**SHORT PROBLEM**. Quote the whole listing word for word, please.
— Begin GIVEN ENTRIES —
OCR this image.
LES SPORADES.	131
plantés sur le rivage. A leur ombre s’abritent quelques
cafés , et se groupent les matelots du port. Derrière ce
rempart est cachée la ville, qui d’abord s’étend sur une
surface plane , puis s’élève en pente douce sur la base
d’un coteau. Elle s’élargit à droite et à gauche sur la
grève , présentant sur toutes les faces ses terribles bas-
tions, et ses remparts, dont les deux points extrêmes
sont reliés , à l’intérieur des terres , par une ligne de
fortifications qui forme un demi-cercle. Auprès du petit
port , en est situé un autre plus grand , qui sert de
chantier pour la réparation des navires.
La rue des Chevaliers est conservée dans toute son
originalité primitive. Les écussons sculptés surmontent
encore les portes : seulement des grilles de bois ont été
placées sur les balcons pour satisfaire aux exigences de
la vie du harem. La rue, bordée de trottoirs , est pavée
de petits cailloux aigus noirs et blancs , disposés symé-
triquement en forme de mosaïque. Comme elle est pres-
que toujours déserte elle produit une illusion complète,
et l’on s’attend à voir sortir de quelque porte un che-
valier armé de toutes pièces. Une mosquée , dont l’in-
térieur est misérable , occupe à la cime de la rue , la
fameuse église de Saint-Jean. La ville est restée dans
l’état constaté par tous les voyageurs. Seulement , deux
— End GIVEN ENTRIES —
**OUTPUT FOR THIS TASK**.
OCR this image.
LES SPORADES.	131
plantés sur le rivage. A leur ombre s’abritent quelques
cafés , et se groupent les matelots du port. Derrière ce
rempart est cachée la ville, qui d’abord s’étend sur une
surface plane , puis s’élève en pente douce sur la base
d’un coteau. Elle s’élargit à droite et à gauche sur la
grève , présentant sur toutes les faces ses terribles bas-
tions, et ses remparts, dont les deux points extrêmes
sont reliés , à l’intérieur des terres , par une ligne de
fortifications qui forme un demi-cercle. Auprès du petit
port , en est situé un autre plus grand , qui sert de
chantier pour la réparation des navires.
La rue des Chevaliers est conservée dans toute son
originalité primitive. Les écussons sculptés surmontent
encore les portes : seulement des grilles de bois ont été
placées sur les balcons pour satisfaire aux exigences de
la vie du harem. La rue, bordée de trottoirs , est pavée
de petits cailloux aigus noirs et blancs , disposés symé-
triquement en forme de mosaïque. Comme elle est pres-
que toujours déserte elle produit une illusion complète,
et l’on s’attend à voir sortir de quelque porte un che-
valier armé de toutes pièces. Une mosquée , dont l’in-
térieur est misérable , occupe à la cime de la rue , la
fameuse église de Saint-Jean. La ville est restée dans
l’état constaté par tous les voyageurs. Seulement , deux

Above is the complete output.